BEGIN Data for the task
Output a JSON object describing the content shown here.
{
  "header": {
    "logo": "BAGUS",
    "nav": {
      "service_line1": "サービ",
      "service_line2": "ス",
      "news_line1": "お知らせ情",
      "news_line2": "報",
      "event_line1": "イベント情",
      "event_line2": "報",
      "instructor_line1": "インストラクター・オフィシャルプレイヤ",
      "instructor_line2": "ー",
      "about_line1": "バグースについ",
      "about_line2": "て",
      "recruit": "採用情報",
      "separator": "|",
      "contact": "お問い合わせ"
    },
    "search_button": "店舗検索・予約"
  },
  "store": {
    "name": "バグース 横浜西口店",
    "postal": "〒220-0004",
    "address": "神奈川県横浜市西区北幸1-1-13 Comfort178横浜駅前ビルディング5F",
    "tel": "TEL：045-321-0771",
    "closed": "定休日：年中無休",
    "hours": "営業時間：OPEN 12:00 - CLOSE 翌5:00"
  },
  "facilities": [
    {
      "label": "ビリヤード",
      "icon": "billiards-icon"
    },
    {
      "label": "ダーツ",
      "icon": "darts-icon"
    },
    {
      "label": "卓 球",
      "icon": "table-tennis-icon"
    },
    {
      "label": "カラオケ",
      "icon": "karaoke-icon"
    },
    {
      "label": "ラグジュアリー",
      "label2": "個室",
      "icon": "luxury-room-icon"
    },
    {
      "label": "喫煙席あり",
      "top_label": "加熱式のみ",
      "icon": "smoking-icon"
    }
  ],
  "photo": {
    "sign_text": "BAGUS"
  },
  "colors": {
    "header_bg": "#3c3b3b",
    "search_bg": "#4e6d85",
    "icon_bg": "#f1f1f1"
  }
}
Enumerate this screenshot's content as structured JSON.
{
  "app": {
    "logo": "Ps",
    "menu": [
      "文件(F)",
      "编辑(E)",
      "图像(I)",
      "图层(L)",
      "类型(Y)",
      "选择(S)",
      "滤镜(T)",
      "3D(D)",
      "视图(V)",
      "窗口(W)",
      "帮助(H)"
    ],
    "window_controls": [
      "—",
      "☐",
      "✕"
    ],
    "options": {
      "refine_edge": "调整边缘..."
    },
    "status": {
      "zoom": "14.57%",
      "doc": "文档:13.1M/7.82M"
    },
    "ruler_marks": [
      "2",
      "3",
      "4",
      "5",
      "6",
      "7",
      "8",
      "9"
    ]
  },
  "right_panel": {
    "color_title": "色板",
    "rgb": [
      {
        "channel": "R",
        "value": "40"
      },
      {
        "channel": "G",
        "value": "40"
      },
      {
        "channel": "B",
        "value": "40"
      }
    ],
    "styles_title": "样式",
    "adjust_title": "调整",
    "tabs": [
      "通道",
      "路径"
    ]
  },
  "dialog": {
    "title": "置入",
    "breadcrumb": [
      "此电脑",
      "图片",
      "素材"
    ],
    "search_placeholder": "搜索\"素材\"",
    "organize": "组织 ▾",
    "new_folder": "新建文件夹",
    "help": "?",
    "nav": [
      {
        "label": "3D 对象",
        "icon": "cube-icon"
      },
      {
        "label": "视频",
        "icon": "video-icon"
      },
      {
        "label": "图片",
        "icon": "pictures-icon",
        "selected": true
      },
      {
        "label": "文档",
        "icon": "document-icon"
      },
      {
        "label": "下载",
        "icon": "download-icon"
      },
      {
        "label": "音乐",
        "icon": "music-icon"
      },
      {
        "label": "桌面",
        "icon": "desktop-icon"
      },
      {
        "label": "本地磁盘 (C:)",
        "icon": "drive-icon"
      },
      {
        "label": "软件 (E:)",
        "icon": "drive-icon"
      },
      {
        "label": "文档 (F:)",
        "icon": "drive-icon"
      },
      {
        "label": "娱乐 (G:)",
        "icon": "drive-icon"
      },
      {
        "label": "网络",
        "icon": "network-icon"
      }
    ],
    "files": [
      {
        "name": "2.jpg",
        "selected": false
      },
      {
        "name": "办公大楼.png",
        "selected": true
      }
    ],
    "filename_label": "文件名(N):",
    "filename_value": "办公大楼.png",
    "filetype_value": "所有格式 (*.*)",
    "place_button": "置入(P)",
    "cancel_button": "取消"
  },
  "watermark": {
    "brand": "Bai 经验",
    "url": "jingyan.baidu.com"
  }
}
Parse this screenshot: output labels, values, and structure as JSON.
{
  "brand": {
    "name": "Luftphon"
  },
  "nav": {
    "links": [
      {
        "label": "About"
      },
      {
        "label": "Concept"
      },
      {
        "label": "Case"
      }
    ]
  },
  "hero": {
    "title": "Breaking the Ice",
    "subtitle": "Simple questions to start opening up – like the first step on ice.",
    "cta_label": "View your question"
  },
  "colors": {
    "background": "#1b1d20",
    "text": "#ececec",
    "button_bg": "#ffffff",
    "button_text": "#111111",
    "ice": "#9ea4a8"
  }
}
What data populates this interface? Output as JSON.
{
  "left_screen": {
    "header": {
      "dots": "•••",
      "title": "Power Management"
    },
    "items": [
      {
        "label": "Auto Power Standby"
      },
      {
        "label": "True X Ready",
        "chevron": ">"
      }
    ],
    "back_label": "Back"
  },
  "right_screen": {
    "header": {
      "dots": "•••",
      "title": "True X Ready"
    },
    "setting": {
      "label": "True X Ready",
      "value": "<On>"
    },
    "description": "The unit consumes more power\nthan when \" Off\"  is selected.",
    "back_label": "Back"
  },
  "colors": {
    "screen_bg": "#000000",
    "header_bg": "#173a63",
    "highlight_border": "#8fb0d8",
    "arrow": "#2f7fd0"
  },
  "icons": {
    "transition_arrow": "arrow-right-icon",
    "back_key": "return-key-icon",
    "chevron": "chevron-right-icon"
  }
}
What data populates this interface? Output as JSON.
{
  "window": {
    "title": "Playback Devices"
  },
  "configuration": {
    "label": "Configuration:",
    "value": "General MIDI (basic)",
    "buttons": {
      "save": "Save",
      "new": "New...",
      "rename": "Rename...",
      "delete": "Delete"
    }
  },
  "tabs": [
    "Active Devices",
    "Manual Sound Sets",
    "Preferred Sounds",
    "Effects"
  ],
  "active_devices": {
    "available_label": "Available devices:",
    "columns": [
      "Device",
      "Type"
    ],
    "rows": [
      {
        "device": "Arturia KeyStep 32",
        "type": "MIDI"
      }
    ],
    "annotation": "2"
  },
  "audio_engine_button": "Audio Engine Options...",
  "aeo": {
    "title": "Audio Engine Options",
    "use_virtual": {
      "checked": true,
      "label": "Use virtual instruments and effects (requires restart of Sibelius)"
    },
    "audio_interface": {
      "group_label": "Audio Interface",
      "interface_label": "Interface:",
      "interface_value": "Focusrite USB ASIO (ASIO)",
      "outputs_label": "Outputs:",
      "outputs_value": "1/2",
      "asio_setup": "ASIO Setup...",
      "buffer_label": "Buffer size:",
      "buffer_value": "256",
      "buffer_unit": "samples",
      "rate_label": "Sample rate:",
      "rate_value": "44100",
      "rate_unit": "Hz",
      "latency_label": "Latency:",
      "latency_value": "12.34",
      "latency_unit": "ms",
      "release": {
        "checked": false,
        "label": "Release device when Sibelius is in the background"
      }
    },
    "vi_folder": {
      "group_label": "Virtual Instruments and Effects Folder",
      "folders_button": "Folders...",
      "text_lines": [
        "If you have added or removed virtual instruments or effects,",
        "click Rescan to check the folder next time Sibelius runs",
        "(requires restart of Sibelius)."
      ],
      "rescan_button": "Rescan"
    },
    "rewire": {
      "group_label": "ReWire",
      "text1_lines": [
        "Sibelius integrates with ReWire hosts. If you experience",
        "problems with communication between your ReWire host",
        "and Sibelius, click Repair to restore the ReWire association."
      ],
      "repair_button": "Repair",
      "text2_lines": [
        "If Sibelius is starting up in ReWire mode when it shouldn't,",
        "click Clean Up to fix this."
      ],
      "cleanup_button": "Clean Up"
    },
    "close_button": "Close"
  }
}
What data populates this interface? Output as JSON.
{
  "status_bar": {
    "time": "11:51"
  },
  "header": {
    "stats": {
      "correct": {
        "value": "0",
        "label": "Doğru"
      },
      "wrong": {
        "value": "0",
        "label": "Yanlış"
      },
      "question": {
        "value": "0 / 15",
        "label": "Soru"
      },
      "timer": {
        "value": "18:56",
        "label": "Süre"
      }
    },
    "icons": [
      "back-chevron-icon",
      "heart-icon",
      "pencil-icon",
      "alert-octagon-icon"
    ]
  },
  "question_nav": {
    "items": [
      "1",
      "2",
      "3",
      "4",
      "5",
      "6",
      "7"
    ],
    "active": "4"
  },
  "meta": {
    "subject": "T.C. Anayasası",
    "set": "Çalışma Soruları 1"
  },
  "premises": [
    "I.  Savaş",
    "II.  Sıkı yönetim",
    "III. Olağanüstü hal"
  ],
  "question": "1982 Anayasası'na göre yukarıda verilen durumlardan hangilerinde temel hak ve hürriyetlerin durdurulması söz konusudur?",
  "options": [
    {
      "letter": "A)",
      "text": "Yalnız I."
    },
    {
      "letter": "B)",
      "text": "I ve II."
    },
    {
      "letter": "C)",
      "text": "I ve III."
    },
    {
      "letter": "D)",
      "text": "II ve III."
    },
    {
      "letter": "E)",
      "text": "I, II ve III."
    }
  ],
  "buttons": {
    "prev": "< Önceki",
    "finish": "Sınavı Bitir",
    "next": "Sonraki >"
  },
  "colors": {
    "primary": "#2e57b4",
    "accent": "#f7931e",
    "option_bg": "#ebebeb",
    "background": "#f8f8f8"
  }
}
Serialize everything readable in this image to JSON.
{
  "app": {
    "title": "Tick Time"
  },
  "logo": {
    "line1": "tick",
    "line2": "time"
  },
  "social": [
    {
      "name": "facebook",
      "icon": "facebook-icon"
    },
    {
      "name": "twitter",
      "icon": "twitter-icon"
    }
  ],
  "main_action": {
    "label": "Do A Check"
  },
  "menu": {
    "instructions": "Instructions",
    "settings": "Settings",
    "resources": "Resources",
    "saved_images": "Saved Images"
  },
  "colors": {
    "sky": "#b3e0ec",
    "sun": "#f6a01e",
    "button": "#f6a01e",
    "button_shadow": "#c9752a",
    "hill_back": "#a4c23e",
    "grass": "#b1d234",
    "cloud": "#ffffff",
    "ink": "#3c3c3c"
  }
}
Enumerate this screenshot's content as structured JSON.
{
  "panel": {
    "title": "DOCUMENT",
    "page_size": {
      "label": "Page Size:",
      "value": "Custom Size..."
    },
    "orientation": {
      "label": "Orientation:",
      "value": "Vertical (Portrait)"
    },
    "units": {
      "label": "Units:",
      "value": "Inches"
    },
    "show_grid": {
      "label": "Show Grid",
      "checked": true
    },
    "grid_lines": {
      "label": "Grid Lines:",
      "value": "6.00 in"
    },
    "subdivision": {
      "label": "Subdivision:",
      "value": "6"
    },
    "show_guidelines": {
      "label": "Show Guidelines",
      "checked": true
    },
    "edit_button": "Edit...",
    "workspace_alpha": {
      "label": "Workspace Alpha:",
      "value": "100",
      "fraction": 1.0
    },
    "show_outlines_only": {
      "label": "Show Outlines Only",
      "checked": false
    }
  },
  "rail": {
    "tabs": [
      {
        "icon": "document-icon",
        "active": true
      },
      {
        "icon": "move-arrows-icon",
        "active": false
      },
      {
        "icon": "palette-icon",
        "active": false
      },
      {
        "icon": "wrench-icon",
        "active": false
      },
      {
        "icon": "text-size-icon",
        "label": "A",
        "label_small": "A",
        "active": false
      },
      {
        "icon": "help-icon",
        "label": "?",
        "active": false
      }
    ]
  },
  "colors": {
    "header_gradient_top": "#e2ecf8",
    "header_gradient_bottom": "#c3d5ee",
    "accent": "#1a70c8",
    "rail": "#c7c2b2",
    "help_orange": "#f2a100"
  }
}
END Data for the task
> **Description of the task**: Count how many lines of the listing above include "next" and report that number alone.

> **Written reply**: 2